## Task requirements
Only the number is wanted: how many lines contain "重要论述心得体会"?

## Data excerpts
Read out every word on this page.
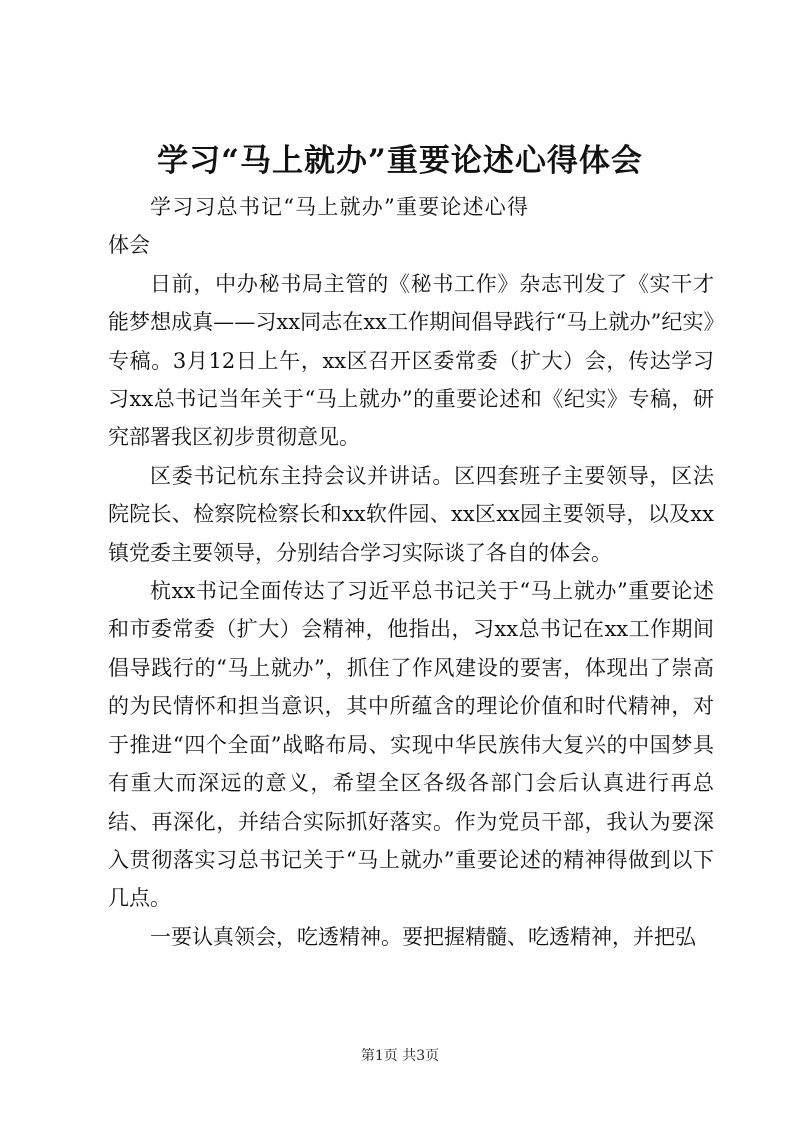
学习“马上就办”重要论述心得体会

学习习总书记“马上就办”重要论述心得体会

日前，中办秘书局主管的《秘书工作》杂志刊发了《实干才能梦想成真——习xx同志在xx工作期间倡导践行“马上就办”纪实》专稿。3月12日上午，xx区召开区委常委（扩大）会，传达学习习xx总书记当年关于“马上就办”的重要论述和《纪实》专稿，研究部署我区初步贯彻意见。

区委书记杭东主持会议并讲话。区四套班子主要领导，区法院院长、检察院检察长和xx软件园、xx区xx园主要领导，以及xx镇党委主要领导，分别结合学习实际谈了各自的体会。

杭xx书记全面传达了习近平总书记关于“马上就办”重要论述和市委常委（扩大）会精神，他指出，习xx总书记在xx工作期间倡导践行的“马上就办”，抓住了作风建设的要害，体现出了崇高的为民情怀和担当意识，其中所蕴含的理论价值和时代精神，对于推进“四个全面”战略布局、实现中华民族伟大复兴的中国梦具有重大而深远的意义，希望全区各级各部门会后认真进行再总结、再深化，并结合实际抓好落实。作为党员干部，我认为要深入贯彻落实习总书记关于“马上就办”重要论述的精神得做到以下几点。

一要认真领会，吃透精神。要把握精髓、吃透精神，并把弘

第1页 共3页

---

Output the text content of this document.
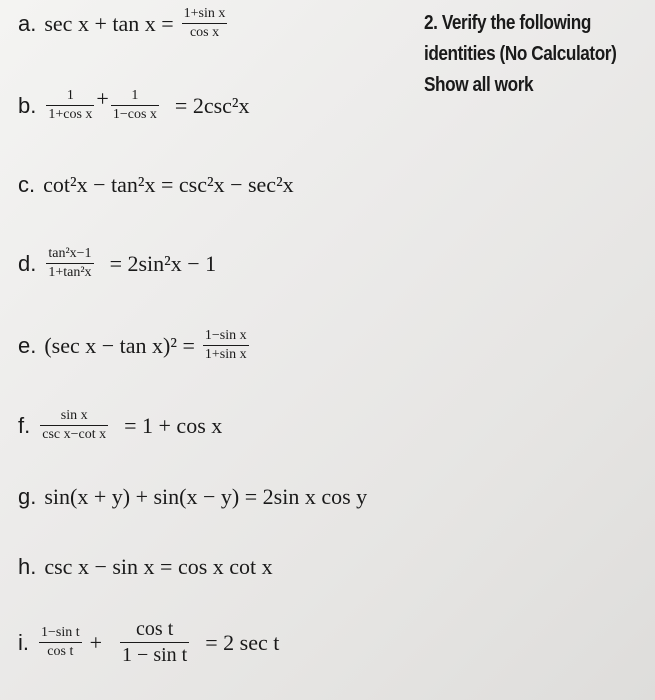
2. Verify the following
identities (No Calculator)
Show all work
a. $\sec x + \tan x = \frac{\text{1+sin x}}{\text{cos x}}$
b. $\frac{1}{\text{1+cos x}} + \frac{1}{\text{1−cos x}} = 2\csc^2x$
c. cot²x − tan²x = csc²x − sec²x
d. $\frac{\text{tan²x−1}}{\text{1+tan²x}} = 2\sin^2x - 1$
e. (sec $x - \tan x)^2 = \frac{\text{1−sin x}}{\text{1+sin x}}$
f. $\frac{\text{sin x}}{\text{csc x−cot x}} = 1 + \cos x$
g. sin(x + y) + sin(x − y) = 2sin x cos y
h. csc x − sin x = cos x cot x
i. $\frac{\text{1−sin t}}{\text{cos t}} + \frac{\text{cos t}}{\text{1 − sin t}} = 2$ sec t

## Written answer
2